═════ Text block
On September 8, Perpetual Groove announced that Amberland would return in 2022 at a new location. Amberland will take place May 27–29, 2022 at The Woodlands Nature Reserve in Charleston, SC. The festival announced a return to form as Perpetual Groove will be the sole act performing three sets a day.

==Lighting==
P-Groove had a long relationship with lighting designer Jason Huffer, whose work with intelligent lights and experimental stage set-ups has garnered much attention throughout the fan community as well as the music industry. Huffer is now working full-time with the band moe. [This is no longer true as of 2015]. Josey Hunt shortly worked as the lighting designer, and now works at the Georgia Theatre in Athens, GA. Matt Mercier and Owen Pike of Liquid Lux Light Design toured with the band from late summer 2011 until April 2013, bringing innovative programming, creative rigs and ever expanding equipment to the P-Groove lighting experience.

==Discography==
- Perpetual Groove (1999) - The first recording as Perpetual Groove with the original lineup. The album is not currently available for sale.
- Sweet Oblivious Antidote (2003) - The first album to feature McDonald and Suttle. Recorded at Wonderdog Studios.
- All This Everything (2004) - There is a trance infused sound on this album.
- LIVELOVEDIE (2007) - This album has significantly more vocals and an "arena rock" sound.
- Heal (2009) - The first album with keyboardist John Hruby.
- Honey Cuts (2010) - EP with three tracks recorded during the Heal sessions that were not included on the final album - Space Paranoids, Cairo, and The Noise.
- Paper Dolls (October 8, 2015) - Single.
- Echoes from the Cave - The Complete Cave Sessions (March 1, 2016) - Echoes From The Cave was recorded in front of a live studio audience over two nights in March 2006 at Tree Sound Studios in Atlanta, GA. The intimate performance space is complete with realistic rock walls, stalagmites, and enough room for a couple hundred of your closest fans. The event was billed as “The Cave Sessions,” and tickets were sold exclusively to the online fanbase. The Complete Cave Sessions contains 29 tracks.
- Echoes from the Cave (March 1, 2016) - 2-disc subset of The Complete Cave Sessions with 10 tracks.
- Sweet Oblivious Antidote - Live (July 12, 2016) - Digital album. Recorded live at Terminal West in Atlanta, GA on 1/1/2016.
- Familiar Stare (August 15, 2016) - Familiar Stare marks the first new batch of PGroove studio recordings featuring the classic lineup of Brock Butler, Matt McDonald, Adam Perry and Albert Suttle since 2007’s LIVELOVEDIE. Tom Lewis produced the four-track effort, which was recorded in Athens, Georgia. The EP includes artwork provided by KC Cowan of KC Cowan Designs. It contains the originals Fall, Best of Anything, Lemurs, and Holy Ship.
- All This Everything - Live (March 27, 2017) - Digital album. Recorded live at Terminal West in Atlanta, GA on 12/29/16.
- LiveLoveDie - Live (March 27, 2017) - Digital album. Recorded live at Terminal West in Atlanta, GA on 12/30/2016.
- Perpetual Groove (May 17, 2019) - First full-length album since Heal in 2009. Features the classic lineup of Brock Butler, Matt McDonald, Adam Perry and Albert Suttle. Seven new songs were written by the band specifically for this album representing all that life brings — loss, redemption, and hope.
══════════
**Problems to solve**
(a) List the four original songs that the Perpetual Groove text says are on Familiar Stare.
(b) Copy the Perpetual Groove text from "- LIVELOVEDIE (2007)" to "keyboardist John Hruby." word for word.
═════ Entries shown
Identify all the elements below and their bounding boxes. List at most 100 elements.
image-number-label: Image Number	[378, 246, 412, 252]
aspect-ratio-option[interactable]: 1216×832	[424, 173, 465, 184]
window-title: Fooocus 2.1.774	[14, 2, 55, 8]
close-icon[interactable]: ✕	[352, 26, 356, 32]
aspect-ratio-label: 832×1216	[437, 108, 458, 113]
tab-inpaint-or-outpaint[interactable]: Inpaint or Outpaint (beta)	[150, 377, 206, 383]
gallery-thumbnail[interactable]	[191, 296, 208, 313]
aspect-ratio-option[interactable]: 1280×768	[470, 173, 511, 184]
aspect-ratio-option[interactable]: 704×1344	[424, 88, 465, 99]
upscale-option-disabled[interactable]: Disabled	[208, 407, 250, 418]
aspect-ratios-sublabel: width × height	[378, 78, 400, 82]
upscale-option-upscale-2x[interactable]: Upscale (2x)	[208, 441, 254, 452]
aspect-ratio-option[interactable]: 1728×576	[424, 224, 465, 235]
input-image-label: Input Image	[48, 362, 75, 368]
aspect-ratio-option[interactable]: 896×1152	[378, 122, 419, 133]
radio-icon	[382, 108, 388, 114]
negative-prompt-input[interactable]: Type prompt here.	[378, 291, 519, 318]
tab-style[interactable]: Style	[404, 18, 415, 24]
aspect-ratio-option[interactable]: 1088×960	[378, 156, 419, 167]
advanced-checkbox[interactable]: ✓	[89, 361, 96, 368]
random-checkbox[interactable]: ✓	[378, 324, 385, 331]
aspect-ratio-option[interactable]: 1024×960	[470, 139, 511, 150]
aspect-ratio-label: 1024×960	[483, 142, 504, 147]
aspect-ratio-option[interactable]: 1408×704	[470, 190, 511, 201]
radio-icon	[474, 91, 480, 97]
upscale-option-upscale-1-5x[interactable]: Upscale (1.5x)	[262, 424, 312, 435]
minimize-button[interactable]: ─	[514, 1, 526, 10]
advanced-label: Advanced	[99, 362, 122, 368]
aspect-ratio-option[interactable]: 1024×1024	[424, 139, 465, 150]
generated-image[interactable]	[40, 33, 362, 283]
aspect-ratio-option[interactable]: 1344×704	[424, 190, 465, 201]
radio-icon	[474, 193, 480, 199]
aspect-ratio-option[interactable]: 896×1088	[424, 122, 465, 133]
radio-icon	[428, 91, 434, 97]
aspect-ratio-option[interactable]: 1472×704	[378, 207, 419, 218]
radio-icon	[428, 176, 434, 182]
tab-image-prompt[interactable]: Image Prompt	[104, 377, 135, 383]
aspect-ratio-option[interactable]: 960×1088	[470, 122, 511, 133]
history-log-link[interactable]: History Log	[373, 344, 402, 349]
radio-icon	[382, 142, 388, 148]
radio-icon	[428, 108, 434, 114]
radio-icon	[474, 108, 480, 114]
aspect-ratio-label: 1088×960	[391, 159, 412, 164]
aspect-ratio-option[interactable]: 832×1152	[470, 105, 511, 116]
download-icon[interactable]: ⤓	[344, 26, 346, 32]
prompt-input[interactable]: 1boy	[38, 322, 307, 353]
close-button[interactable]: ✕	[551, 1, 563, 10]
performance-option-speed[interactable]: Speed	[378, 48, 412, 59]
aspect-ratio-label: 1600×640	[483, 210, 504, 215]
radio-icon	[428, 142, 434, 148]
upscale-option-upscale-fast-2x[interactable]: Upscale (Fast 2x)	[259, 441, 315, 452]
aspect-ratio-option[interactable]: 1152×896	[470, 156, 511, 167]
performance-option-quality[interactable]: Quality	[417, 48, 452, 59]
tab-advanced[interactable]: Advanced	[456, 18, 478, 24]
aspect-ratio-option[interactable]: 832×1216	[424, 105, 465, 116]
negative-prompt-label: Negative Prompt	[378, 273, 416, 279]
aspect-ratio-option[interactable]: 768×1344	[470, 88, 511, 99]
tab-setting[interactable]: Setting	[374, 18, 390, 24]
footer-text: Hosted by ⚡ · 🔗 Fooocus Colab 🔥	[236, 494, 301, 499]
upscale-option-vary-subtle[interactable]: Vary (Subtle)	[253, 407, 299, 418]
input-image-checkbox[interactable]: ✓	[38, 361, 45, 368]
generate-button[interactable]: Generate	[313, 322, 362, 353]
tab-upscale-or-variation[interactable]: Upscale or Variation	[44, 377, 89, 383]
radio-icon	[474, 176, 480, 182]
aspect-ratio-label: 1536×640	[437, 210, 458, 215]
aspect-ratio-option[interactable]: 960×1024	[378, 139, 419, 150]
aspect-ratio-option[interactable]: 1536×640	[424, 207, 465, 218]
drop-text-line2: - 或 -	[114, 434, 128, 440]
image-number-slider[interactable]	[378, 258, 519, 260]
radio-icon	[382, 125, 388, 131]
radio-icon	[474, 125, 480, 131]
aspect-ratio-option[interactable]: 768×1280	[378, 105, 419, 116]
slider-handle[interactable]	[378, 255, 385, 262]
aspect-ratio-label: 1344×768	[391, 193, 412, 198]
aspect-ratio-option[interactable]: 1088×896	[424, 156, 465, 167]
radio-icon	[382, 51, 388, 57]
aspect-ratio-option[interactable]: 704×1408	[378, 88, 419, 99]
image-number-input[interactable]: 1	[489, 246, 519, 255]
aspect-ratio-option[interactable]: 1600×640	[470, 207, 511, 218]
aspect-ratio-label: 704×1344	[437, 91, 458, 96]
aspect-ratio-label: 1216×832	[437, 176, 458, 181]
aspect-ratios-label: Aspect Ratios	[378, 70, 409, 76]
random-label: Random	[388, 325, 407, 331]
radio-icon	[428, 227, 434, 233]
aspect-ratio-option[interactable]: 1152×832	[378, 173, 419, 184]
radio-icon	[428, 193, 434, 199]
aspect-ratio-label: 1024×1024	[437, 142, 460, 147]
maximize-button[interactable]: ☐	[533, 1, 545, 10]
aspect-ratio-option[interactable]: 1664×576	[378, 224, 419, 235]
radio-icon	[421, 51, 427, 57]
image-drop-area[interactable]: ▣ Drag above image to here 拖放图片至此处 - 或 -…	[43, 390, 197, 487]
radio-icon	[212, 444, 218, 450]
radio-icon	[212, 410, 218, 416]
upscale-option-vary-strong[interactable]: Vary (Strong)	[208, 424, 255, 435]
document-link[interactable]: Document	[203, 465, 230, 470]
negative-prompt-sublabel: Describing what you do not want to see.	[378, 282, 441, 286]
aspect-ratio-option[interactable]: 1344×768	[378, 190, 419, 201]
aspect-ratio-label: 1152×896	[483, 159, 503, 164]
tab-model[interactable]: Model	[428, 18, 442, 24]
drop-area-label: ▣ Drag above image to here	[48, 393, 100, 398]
══════════
**List of answers**
(a) Fall, Best of Anything, Lemurs, Holy Ship

(b)
- LIVELOVEDIE (2007) - This album has significantly more vocals and an "arena rock" sound.
- Heal (2009) - The first album with keyboardist John Hruby.